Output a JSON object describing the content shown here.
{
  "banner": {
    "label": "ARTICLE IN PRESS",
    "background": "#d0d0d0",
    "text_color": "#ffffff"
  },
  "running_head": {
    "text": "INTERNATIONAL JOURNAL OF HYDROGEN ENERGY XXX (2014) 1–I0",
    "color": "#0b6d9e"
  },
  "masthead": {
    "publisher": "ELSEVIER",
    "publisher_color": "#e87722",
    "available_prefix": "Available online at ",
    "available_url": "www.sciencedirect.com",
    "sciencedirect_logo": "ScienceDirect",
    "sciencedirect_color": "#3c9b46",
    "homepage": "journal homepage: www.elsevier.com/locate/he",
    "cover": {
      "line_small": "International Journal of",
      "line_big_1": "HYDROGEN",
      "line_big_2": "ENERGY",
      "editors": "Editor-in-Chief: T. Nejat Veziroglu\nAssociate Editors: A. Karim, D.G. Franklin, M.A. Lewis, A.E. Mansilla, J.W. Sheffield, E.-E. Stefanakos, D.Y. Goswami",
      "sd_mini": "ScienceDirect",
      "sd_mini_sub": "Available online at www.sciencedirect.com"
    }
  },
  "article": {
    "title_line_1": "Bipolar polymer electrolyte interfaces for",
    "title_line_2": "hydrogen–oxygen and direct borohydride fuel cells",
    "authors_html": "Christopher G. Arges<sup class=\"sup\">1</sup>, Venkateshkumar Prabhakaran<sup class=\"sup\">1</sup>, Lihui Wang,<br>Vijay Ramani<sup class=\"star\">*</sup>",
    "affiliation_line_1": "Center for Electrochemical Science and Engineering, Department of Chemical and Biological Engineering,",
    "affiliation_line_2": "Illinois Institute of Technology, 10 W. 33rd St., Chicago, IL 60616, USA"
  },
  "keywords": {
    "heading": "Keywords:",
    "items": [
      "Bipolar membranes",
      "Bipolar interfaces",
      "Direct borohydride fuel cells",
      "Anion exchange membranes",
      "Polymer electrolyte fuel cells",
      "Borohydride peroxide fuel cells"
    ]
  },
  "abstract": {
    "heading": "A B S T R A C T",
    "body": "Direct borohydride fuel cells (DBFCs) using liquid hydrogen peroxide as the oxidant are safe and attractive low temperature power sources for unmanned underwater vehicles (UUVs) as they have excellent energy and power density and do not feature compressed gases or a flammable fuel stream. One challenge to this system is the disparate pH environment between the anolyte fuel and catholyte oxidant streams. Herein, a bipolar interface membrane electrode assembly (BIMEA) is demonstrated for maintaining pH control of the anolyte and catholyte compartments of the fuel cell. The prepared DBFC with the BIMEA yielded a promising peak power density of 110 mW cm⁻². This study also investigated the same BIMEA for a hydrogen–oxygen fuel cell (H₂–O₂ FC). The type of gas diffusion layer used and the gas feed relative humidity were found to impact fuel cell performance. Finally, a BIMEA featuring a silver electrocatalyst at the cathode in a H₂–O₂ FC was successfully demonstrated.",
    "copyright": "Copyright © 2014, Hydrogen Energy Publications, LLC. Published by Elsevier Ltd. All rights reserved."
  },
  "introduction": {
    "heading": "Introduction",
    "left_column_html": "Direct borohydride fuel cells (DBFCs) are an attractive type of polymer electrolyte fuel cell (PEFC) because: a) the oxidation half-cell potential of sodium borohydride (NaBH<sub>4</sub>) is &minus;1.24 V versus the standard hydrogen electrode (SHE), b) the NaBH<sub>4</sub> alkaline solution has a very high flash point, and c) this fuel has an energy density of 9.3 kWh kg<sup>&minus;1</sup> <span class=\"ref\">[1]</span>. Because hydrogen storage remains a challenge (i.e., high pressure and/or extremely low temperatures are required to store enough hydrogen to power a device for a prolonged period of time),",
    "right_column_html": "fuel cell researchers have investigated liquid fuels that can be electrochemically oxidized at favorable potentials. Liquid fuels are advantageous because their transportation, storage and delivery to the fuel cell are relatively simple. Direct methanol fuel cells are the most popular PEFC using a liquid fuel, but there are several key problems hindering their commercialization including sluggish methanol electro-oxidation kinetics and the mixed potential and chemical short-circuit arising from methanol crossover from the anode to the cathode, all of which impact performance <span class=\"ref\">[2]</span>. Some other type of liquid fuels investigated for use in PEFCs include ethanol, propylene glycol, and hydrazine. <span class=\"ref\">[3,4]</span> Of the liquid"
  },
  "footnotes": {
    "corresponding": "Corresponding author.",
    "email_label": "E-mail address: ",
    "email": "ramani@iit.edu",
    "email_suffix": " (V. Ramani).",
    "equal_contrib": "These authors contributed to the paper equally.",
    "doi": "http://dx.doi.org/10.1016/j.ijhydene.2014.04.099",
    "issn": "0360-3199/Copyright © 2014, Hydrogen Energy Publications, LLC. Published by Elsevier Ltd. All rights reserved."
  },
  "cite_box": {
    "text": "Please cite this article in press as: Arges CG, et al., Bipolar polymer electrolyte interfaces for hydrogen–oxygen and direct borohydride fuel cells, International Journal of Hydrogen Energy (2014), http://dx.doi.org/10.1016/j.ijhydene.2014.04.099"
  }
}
-.-.-
# ABOUT THIS EXERCISE
Exactly as given, please retype all the entries.

# SOLUTION TO THIS TASK
Output a JSON object describing the content shown here.
{
  "banner": {
    "label": "ARTICLE IN PRESS",
    "background": "#d0d0d0",
    "text_color": "#ffffff"
  },
  "running_head": {
    "text": "INTERNATIONAL JOURNAL OF HYDROGEN ENERGY XXX (2014) 1–I0",
    "color": "#0b6d9e"
  },
  "masthead": {
    "publisher": "ELSEVIER",
    "publisher_color": "#e87722",
    "available_prefix": "Available online at ",
    "available_url": "www.sciencedirect.com",
    "sciencedirect_logo": "ScienceDirect",
    "sciencedirect_color": "#3c9b46",
    "homepage": "journal homepage: www.elsevier.com/locate/he",
    "cover": {
      "line_small": "International Journal of",
      "line_big_1": "HYDROGEN",
      "line_big_2": "ENERGY",
      "editors": "Editor-in-Chief: T. Nejat Veziroglu\nAssociate Editors: A. Karim, D.G. Franklin, M.A. Lewis, A.E. Mansilla, J.W. Sheffield, E.-E. Stefanakos, D.Y. Goswami",
      "sd_mini": "ScienceDirect",
      "sd_mini_sub": "Available online at www.sciencedirect.com"
    }
  },
  "article": {
    "title_line_1": "Bipolar polymer electrolyte interfaces for",
    "title_line_2": "hydrogen–oxygen and direct borohydride fuel cells",
    "authors_html": "Christopher G. Arges<sup class=\"sup\">1</sup>, Venkateshkumar Prabhakaran<sup class=\"sup\">1</sup>, Lihui Wang,<br>Vijay Ramani<sup class=\"star\">*</sup>",
    "affiliation_line_1": "Center for Electrochemical Science and Engineering, Department of Chemical and Biological Engineering,",
    "affiliation_line_2": "Illinois Institute of Technology, 10 W. 33rd St., Chicago, IL 60616, USA"
  },
  "keywords": {
    "heading": "Keywords:",
    "items": [
      "Bipolar membranes",
      "Bipolar interfaces",
      "Direct borohydride fuel cells",
      "Anion exchange membranes",
      "Polymer electrolyte fuel cells",
      "Borohydride peroxide fuel cells"
    ]
  },
  "abstract": {
    "heading": "A B S T R A C T",
    "body": "Direct borohydride fuel cells (DBFCs) using liquid hydrogen peroxide as the oxidant are safe and attractive low temperature power sources for unmanned underwater vehicles (UUVs) as they have excellent energy and power density and do not feature compressed gases or a flammable fuel stream. One challenge to this system is the disparate pH environment between the anolyte fuel and catholyte oxidant streams. Herein, a bipolar interface membrane electrode assembly (BIMEA) is demonstrated for maintaining pH control of the anolyte and catholyte compartments of the fuel cell. The prepared DBFC with the BIMEA yielded a promising peak power density of 110 mW cm⁻². This study also investigated the same BIMEA for a hydrogen–oxygen fuel cell (H₂–O₂ FC). The type of gas diffusion layer used and the gas feed relative humidity were found to impact fuel cell performance. Finally, a BIMEA featuring a silver electrocatalyst at the cathode in a H₂–O₂ FC was successfully demonstrated.",
    "copyright": "Copyright © 2014, Hydrogen Energy Publications, LLC. Published by Elsevier Ltd. All rights reserved."
  },
  "introduction": {
    "heading": "Introduction",
    "left_column_html": "Direct borohydride fuel cells (DBFCs) are an attractive type of polymer electrolyte fuel cell (PEFC) because: a) the oxidation half-cell potential of sodium borohydride (NaBH<sub>4</sub>) is &minus;1.24 V versus the standard hydrogen electrode (SHE), b) the NaBH<sub>4</sub> alkaline solution has a very high flash point, and c) this fuel has an energy density of 9.3 kWh kg<sup>&minus;1</sup> <span class=\"ref\">[1]</span>. Because hydrogen storage remains a challenge (i.e., high pressure and/or extremely low temperatures are required to store enough hydrogen to power a device for a prolonged period of time),",
    "right_column_html": "fuel cell researchers have investigated liquid fuels that can be electrochemically oxidized at favorable potentials. Liquid fuels are advantageous because their transportation, storage and delivery to the fuel cell are relatively simple. Direct methanol fuel cells are the most popular PEFC using a liquid fuel, but there are several key problems hindering their commercialization including sluggish methanol electro-oxidation kinetics and the mixed potential and chemical short-circuit arising from methanol crossover from the anode to the cathode, all of which impact performance <span class=\"ref\">[2]</span>. Some other type of liquid fuels investigated for use in PEFCs include ethanol, propylene glycol, and hydrazine. <span class=\"ref\">[3,4]</span> Of the liquid"
  },
  "footnotes": {
    "corresponding": "Corresponding author.",
    "email_label": "E-mail address: ",
    "email": "ramani@iit.edu",
    "email_suffix": " (V. Ramani).",
    "equal_contrib": "These authors contributed to the paper equally.",
    "doi": "http://dx.doi.org/10.1016/j.ijhydene.2014.04.099",
    "issn": "0360-3199/Copyright © 2014, Hydrogen Energy Publications, LLC. Published by Elsevier Ltd. All rights reserved."
  },
  "cite_box": {
    "text": "Please cite this article in press as: Arges CG, et al., Bipolar polymer electrolyte interfaces for hydrogen–oxygen and direct borohydride fuel cells, International Journal of Hydrogen Energy (2014), http://dx.doi.org/10.1016/j.ijhydene.2014.04.099"
  }
}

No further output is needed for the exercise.